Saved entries
---------------

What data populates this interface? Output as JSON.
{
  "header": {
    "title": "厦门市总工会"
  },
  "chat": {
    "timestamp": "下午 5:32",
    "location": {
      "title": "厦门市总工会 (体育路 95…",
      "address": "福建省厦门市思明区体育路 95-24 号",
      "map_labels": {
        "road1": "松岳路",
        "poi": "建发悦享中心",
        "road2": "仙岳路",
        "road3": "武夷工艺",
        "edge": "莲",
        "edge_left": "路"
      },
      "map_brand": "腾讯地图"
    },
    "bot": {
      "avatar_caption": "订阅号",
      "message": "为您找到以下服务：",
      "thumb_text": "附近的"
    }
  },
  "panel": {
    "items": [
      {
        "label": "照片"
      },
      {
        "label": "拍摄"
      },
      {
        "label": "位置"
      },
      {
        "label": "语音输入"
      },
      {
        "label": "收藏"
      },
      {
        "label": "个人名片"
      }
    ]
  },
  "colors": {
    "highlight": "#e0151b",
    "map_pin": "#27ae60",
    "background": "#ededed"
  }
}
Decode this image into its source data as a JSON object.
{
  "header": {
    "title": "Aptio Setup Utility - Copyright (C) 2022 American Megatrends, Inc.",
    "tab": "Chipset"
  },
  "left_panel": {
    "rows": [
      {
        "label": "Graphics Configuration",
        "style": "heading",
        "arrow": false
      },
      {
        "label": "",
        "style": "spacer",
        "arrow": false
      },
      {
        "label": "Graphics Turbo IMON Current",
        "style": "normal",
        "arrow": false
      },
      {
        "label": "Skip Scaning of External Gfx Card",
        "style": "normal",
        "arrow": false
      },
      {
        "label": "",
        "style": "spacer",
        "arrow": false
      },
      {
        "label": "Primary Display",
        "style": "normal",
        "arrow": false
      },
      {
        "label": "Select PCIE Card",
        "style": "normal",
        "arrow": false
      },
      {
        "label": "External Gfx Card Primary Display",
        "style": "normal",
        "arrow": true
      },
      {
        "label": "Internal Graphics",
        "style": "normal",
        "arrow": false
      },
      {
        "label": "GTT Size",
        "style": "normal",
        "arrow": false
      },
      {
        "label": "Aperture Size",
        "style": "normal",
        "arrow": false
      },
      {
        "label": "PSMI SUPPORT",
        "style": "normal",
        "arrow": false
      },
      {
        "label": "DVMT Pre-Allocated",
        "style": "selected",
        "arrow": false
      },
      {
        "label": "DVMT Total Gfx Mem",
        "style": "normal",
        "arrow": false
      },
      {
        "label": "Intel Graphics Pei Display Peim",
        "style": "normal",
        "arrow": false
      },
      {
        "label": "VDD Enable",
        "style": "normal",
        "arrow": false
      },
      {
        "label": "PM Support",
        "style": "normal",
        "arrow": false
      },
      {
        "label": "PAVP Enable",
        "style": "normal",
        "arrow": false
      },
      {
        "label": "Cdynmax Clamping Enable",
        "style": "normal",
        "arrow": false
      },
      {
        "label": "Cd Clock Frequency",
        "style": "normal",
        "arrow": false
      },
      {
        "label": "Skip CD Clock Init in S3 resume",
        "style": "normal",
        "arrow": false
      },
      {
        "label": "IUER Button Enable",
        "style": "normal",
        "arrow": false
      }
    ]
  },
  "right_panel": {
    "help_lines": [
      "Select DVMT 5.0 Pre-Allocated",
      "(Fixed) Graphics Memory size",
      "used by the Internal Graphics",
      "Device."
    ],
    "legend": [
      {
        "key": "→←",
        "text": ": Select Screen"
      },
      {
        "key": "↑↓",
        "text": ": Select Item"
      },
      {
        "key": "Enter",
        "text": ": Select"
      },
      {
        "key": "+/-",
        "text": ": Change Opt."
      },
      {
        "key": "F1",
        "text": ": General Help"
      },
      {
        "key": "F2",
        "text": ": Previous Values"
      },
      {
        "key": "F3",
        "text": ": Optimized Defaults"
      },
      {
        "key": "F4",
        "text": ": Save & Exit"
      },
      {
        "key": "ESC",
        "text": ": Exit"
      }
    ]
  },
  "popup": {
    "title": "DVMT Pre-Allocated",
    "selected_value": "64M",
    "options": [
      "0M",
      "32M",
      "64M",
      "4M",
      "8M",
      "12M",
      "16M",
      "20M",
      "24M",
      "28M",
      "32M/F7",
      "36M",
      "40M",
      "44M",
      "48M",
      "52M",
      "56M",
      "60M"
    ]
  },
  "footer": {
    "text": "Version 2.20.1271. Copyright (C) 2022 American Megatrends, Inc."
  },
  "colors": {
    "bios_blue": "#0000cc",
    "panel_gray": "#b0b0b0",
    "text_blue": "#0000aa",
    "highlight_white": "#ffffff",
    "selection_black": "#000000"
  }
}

---------------

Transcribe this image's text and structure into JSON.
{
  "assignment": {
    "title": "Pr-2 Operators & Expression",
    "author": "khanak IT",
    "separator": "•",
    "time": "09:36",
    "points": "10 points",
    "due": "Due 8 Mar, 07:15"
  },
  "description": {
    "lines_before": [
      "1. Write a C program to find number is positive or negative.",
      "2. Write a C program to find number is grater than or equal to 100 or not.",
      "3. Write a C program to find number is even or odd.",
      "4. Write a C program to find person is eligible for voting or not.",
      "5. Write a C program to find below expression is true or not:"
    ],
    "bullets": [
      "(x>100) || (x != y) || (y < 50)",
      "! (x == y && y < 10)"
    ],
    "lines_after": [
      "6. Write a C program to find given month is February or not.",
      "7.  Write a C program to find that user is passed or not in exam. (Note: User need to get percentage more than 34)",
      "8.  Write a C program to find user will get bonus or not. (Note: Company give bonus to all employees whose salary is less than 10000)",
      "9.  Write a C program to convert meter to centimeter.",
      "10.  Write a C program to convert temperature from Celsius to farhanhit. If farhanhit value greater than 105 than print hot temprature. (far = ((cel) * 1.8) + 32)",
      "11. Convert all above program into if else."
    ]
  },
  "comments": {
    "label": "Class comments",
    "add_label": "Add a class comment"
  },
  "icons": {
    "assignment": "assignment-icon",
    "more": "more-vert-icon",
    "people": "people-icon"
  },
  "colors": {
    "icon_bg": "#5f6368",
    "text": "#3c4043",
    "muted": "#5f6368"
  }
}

---------------

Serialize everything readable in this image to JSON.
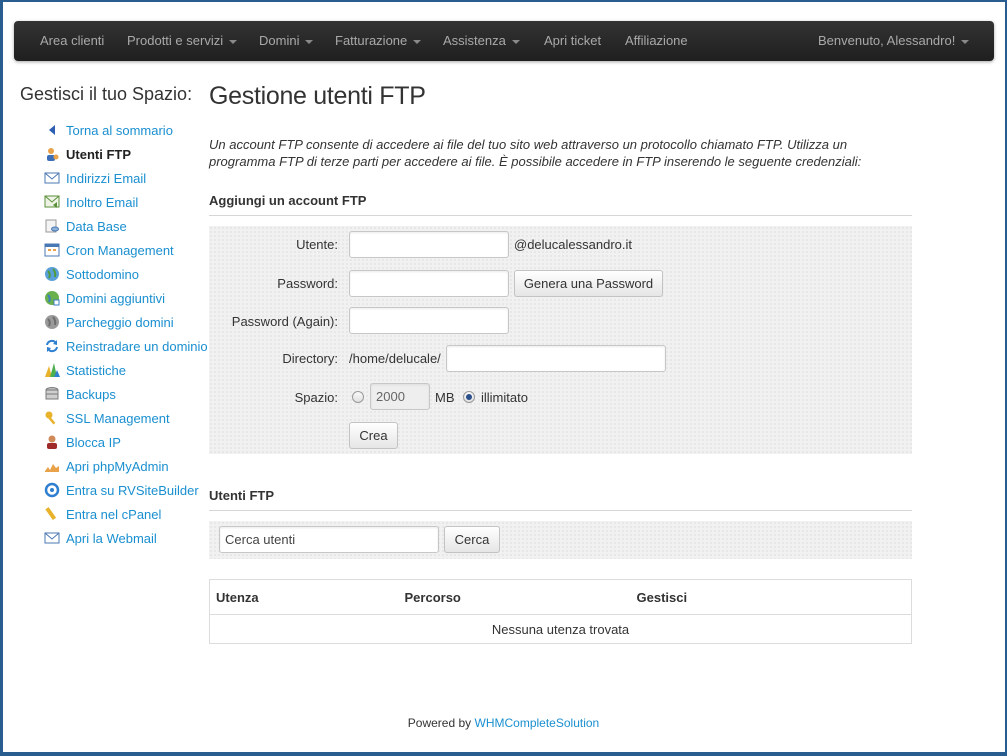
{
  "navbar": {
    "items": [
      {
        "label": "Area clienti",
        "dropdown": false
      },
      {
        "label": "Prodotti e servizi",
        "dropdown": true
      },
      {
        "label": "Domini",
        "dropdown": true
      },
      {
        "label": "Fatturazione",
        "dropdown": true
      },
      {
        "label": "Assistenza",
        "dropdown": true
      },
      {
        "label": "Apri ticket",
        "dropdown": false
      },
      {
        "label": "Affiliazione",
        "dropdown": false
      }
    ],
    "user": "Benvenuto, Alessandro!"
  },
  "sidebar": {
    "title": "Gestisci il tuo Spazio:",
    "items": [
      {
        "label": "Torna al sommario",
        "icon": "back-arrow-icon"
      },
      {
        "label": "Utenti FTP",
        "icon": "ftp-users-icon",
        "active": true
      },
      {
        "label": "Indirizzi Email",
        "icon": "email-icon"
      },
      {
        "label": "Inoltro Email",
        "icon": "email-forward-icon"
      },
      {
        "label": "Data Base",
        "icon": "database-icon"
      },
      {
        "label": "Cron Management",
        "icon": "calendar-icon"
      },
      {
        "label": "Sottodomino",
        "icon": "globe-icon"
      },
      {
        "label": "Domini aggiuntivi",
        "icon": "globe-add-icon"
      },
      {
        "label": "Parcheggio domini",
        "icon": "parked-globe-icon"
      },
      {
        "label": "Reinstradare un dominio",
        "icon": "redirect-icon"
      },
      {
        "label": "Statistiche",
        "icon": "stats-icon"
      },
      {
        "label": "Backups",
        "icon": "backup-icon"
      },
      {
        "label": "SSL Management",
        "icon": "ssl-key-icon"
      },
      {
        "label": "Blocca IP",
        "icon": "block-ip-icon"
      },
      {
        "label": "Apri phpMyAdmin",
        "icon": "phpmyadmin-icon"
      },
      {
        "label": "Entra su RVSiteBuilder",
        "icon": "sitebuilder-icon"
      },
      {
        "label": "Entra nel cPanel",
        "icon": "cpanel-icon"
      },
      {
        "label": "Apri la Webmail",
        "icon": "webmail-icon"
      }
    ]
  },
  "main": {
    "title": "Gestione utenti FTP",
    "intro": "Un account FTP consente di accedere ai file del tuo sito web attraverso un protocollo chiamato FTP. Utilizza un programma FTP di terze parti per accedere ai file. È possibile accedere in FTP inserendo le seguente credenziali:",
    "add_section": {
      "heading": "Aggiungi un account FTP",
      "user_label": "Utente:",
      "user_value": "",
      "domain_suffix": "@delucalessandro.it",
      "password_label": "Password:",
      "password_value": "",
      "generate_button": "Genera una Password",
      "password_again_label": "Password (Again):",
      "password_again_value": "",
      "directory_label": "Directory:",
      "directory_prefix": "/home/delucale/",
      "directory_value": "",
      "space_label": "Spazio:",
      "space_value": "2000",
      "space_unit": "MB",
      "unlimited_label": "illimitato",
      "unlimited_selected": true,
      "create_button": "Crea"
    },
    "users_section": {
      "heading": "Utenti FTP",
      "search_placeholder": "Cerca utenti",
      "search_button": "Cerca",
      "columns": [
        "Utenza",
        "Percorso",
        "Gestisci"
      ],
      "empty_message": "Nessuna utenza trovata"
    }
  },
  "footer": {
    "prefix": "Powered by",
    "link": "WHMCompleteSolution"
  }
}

---------------

#### [Exercise directions]
From the listing, tally every line with the word "Display" in it and give only the tally.

#### [Worked answer]
3